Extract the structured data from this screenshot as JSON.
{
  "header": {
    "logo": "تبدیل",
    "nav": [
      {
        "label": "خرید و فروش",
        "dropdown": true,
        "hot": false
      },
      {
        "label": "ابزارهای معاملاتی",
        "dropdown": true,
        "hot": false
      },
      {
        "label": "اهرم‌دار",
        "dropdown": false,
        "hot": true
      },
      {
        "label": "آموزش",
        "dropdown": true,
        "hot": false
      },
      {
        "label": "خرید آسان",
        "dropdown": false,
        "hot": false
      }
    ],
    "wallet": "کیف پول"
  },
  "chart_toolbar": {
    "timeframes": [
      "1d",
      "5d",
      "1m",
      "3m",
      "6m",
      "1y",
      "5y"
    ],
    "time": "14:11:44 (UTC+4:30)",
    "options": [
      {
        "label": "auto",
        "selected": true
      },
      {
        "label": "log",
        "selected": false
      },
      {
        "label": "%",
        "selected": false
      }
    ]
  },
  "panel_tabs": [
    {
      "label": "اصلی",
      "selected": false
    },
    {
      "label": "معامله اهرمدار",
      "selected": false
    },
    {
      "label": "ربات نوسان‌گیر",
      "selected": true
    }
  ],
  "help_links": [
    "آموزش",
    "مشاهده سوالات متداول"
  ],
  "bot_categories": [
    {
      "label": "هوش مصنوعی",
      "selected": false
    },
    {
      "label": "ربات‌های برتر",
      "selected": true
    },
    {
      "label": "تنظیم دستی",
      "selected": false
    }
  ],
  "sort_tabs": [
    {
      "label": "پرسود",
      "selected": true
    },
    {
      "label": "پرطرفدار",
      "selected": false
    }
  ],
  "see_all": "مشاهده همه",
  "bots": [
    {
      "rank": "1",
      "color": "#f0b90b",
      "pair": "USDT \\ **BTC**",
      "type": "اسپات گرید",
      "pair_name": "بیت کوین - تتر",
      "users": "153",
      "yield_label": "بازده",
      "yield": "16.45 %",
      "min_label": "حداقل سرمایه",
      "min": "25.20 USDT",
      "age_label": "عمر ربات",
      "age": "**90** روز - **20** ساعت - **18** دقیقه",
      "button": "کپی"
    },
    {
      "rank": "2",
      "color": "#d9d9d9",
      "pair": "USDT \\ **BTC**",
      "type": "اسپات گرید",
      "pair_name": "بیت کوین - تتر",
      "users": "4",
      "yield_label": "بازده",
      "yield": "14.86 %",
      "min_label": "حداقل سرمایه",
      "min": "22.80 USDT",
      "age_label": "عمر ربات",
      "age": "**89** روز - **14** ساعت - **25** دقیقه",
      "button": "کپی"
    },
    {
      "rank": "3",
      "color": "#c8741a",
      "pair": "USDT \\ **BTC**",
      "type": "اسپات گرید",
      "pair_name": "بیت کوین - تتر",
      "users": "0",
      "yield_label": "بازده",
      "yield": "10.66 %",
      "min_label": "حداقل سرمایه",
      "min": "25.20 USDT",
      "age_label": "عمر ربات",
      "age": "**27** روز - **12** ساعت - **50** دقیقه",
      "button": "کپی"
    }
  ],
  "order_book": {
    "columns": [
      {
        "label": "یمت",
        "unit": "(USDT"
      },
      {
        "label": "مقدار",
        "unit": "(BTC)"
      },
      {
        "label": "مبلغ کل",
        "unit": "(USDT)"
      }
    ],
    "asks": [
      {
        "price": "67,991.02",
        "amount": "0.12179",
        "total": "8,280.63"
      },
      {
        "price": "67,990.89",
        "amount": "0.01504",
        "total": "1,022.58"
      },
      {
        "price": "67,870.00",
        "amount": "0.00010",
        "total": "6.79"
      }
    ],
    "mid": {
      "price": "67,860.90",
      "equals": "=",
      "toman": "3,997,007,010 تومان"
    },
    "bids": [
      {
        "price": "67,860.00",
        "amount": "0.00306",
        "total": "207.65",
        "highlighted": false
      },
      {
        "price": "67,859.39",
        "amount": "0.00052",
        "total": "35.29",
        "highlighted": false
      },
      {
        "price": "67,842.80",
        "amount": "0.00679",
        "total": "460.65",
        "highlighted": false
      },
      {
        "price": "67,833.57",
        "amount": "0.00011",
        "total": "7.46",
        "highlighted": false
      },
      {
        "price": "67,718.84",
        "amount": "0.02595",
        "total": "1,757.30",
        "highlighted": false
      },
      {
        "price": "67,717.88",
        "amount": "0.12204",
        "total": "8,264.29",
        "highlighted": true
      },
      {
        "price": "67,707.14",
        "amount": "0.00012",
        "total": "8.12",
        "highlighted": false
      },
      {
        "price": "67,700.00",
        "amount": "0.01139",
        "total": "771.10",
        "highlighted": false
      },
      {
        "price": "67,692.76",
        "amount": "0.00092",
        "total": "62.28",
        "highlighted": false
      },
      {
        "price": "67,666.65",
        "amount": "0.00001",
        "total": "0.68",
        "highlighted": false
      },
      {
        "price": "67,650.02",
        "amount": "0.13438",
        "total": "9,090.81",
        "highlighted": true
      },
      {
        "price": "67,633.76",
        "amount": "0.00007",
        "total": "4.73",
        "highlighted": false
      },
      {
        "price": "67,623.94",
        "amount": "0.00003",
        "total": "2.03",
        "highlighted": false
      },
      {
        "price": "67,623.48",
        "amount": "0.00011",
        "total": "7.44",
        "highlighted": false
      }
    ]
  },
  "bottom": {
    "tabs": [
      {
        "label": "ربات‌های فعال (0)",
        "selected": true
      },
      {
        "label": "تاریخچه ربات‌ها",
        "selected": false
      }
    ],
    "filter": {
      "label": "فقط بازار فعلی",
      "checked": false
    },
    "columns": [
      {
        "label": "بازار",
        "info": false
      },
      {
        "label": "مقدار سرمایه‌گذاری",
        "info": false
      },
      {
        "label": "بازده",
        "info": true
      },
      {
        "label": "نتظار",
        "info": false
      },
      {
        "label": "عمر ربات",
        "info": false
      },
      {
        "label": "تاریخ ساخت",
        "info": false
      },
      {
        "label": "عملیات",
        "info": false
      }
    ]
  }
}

++++++++

Using the entries above, return each line in which the word "مشاهده" occurs.

    "مشاهده سوالات متداول"
  "see_all": "مشاهده همه",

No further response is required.